Records:
────────────────

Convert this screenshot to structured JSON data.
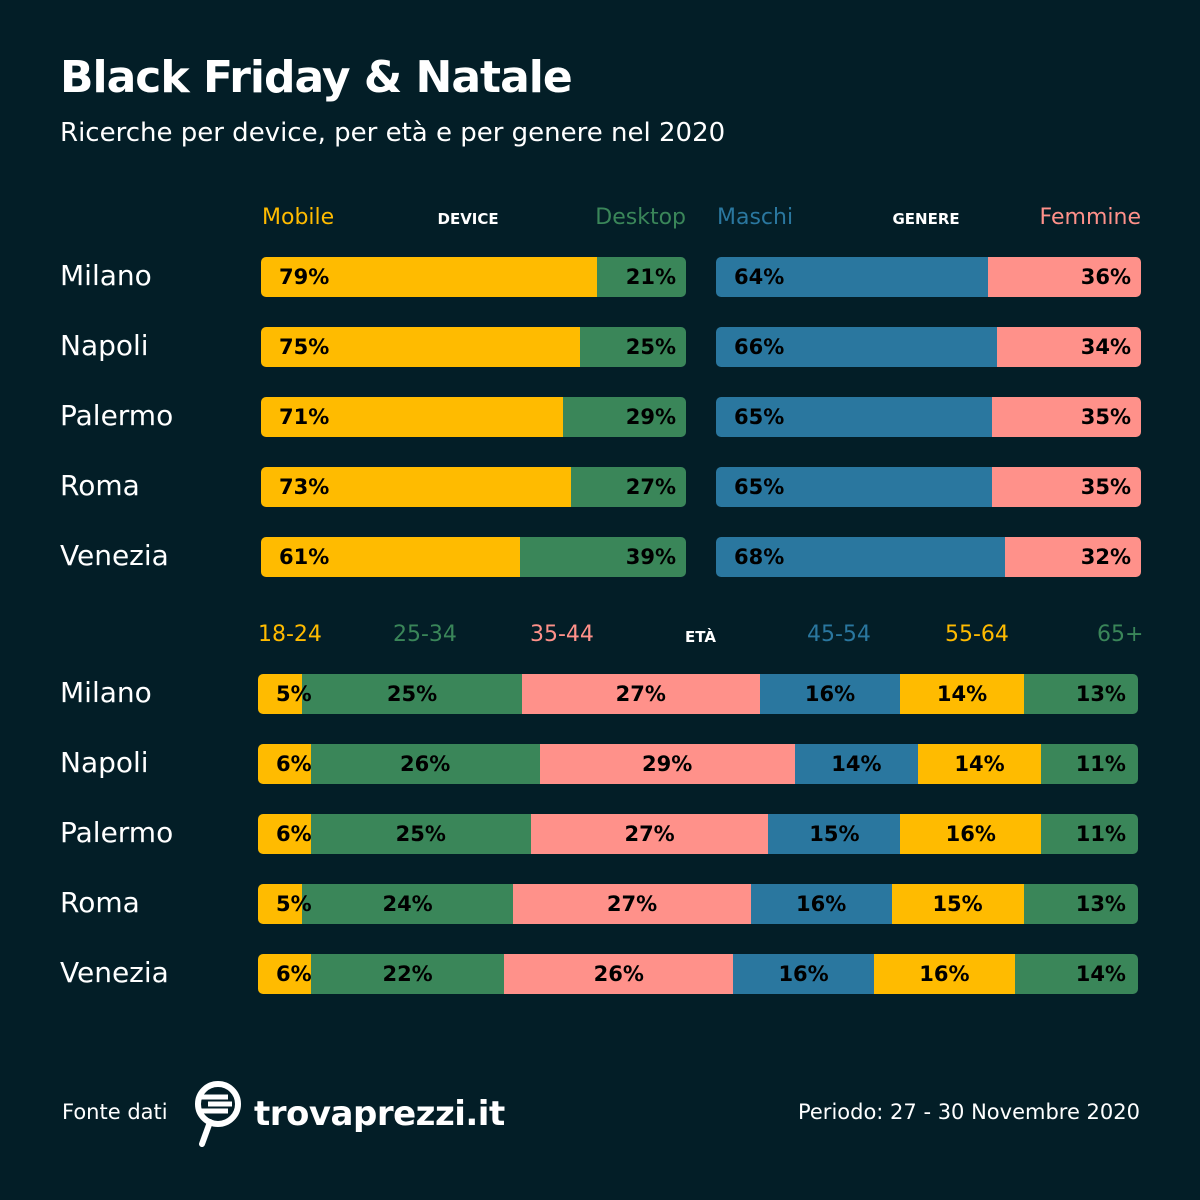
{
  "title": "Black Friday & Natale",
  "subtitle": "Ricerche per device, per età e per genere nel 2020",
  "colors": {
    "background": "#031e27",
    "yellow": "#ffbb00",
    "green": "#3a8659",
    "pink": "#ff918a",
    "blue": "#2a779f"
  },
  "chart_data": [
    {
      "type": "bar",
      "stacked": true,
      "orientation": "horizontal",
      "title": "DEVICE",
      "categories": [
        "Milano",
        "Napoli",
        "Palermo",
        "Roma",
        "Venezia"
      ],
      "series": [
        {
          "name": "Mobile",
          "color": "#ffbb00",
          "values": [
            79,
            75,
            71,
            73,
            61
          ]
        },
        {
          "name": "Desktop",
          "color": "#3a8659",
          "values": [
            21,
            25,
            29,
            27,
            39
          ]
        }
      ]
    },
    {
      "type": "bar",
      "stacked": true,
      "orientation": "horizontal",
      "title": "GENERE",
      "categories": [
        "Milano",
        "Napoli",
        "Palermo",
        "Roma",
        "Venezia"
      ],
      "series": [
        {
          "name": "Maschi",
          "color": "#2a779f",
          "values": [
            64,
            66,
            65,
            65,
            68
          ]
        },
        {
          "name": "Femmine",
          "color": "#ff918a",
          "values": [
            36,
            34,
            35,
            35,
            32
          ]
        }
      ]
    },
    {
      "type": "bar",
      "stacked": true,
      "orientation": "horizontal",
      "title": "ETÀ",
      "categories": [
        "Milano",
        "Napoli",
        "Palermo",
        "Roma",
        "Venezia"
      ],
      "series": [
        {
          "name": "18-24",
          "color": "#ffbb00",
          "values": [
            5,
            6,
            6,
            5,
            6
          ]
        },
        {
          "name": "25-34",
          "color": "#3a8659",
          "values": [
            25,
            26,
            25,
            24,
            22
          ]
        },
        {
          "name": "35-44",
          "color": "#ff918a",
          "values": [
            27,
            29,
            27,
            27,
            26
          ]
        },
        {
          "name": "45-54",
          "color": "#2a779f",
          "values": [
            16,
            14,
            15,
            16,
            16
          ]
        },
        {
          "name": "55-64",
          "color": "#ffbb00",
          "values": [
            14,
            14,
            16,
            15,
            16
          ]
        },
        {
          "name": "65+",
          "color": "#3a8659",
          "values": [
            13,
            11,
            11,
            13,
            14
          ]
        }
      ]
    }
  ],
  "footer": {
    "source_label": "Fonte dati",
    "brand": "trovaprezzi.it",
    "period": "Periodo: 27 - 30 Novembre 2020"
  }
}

────────────────

EXERCISE DETAILS: Omit every picture, and otherwise quote the entries exactly.

RESULT:
Convert this screenshot to structured JSON data.
{
  "title": "Black Friday & Natale",
  "subtitle": "Ricerche per device, per età e per genere nel 2020",
  "colors": {
    "background": "#031e27",
    "yellow": "#ffbb00",
    "green": "#3a8659",
    "pink": "#ff918a",
    "blue": "#2a779f"
  },
  "chart_data": [
    {
      "type": "bar",
      "stacked": true,
      "orientation": "horizontal",
      "title": "DEVICE",
      "categories": [
        "Milano",
        "Napoli",
        "Palermo",
        "Roma",
        "Venezia"
      ],
      "series": [
        {
          "name": "Mobile",
          "color": "#ffbb00",
          "values": [
            79,
            75,
            71,
            73,
            61
          ]
        },
        {
          "name": "Desktop",
          "color": "#3a8659",
          "values": [
            21,
            25,
            29,
            27,
            39
          ]
        }
      ]
    },
    {
      "type": "bar",
      "stacked": true,
      "orientation": "horizontal",
      "title": "GENERE",
      "categories": [
        "Milano",
        "Napoli",
        "Palermo",
        "Roma",
        "Venezia"
      ],
      "series": [
        {
          "name": "Maschi",
          "color": "#2a779f",
          "values": [
            64,
            66,
            65,
            65,
            68
          ]
        },
        {
          "name": "Femmine",
          "color": "#ff918a",
          "values": [
            36,
            34,
            35,
            35,
            32
          ]
        }
      ]
    },
    {
      "type": "bar",
      "stacked": true,
      "orientation": "horizontal",
      "title": "ETÀ",
      "categories": [
        "Milano",
        "Napoli",
        "Palermo",
        "Roma",
        "Venezia"
      ],
      "series": [
        {
          "name": "18-24",
          "color": "#ffbb00",
          "values": [
            5,
            6,
            6,
            5,
            6
          ]
        },
        {
          "name": "25-34",
          "color": "#3a8659",
          "values": [
            25,
            26,
            25,
            24,
            22
          ]
        },
        {
          "name": "35-44",
          "color": "#ff918a",
          "values": [
            27,
            29,
            27,
            27,
            26
          ]
        },
        {
          "name": "45-54",
          "color": "#2a779f",
          "values": [
            16,
            14,
            15,
            16,
            16
          ]
        },
        {
          "name": "55-64",
          "color": "#ffbb00",
          "values": [
            14,
            14,
            16,
            15,
            16
          ]
        },
        {
          "name": "65+",
          "color": "#3a8659",
          "values": [
            13,
            11,
            11,
            13,
            14
          ]
        }
      ]
    }
  ],
  "footer": {
    "source_label": "Fonte dati",
    "brand": "trovaprezzi.it",
    "period": "Periodo: 27 - 30 Novembre 2020"
  }
}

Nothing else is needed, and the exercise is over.